---------- Отрывок документа ----------

ПРИЧИНА И ЦЕЛЬ В ПРАВЕ
[...] Право надо изучать не только как систему норм и понятий, но и как реальное явление. Эта научная задача была впервые выдвинута в первом томе сочинения Р. ф. Иеринга «Цель в праве», со времени появления которого еще не протекло и сорока лет. Взявшись за такую задачу, Р. ф. Иеринг естественно должен был уделить значительную часть своего труда различным психологическим, социально-научным и экономическим исследованиям. Но главное место в этом труде занимает его основная мысль, выраженная в самом заглавии и направляющая весь ход произведенного в нем исследования: право есть явление телеологического порядка, его сущность определяется его целью.
Однако едва этот тезис был выдвинут, как ему был противопоставлен и антитезис. У нас С. А. Муромцев, а в Германии Э. Цительман, спустя лишь год после появления труда Р. ф. Иеринга одновременно и каждый по-своему развил взгляд на право как явление естественного порядка, сущность которого обусловливается определяющими его и действующими в нем причинами.

----------

* Задание 1
Кто в России, согласно отрывку о причине и цели в праве, развил взгляд на право как на явление естественного порядка?
* Задание 2
Продолжите отрывок о причине и цели в праве, начиная сразу после его последнего предложения.

---------- Выдержка из данных ----------

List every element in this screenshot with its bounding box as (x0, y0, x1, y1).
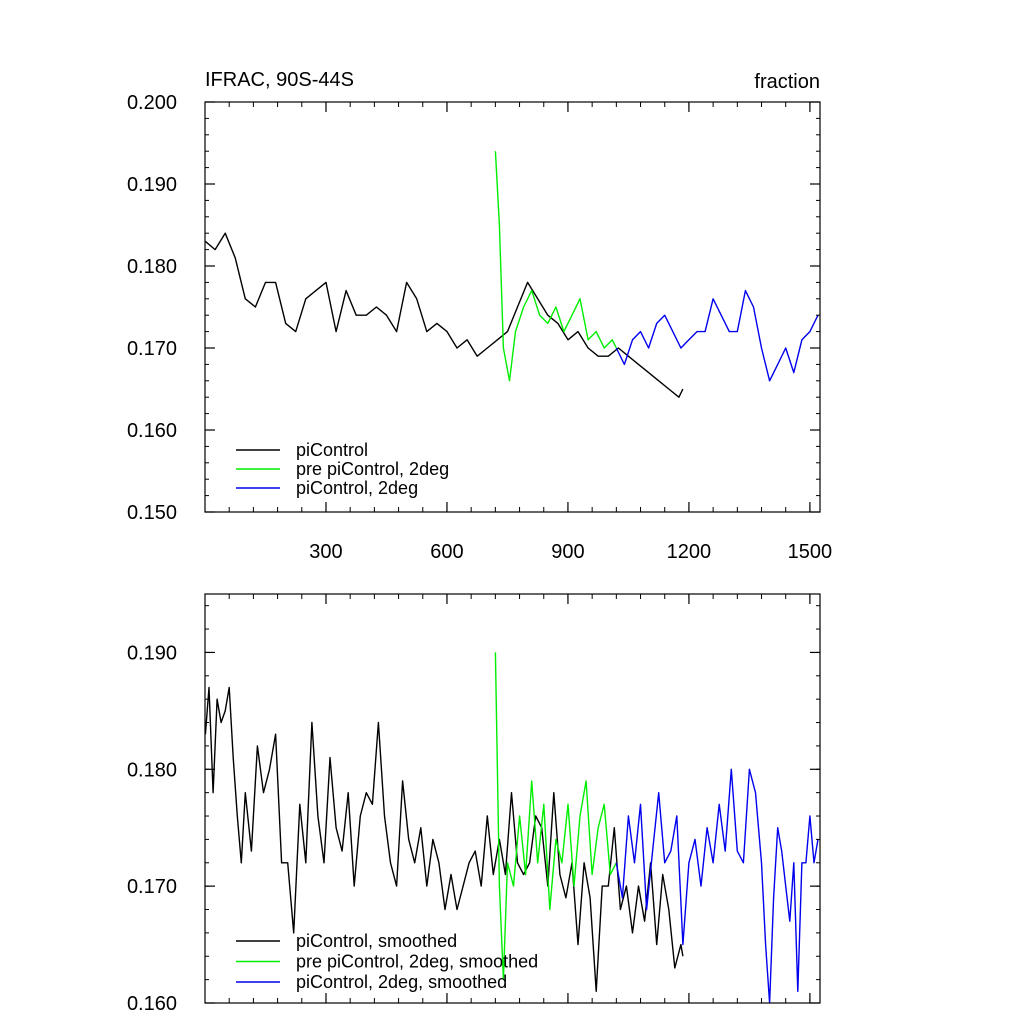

----------

* Ожидаемый ответ 1
С. А. Муромцев.

* Ожидаемый ответ 2
Итак, задача исследовать право как реальное явление сразу же получила разностороннюю постановку: надо исследовать не только цель, но и причину в праве. Однако эта разносторонняя постановка была дана различными учеными, выступившими со своими идеями в различных странах, отчасти независимо друг от друга, отчасти же в силу чисто диалектического процесса зависимости, приводящей к противопоставлению уже высказанной идеи прямо противоположной ей. Этого одного было бы достаточно для того, чтобы поставленная научная задача не получила должной научной разработки. Но более всего помешало правильной научной разработке этой задачи методологическое несовершенство самой постановки ее.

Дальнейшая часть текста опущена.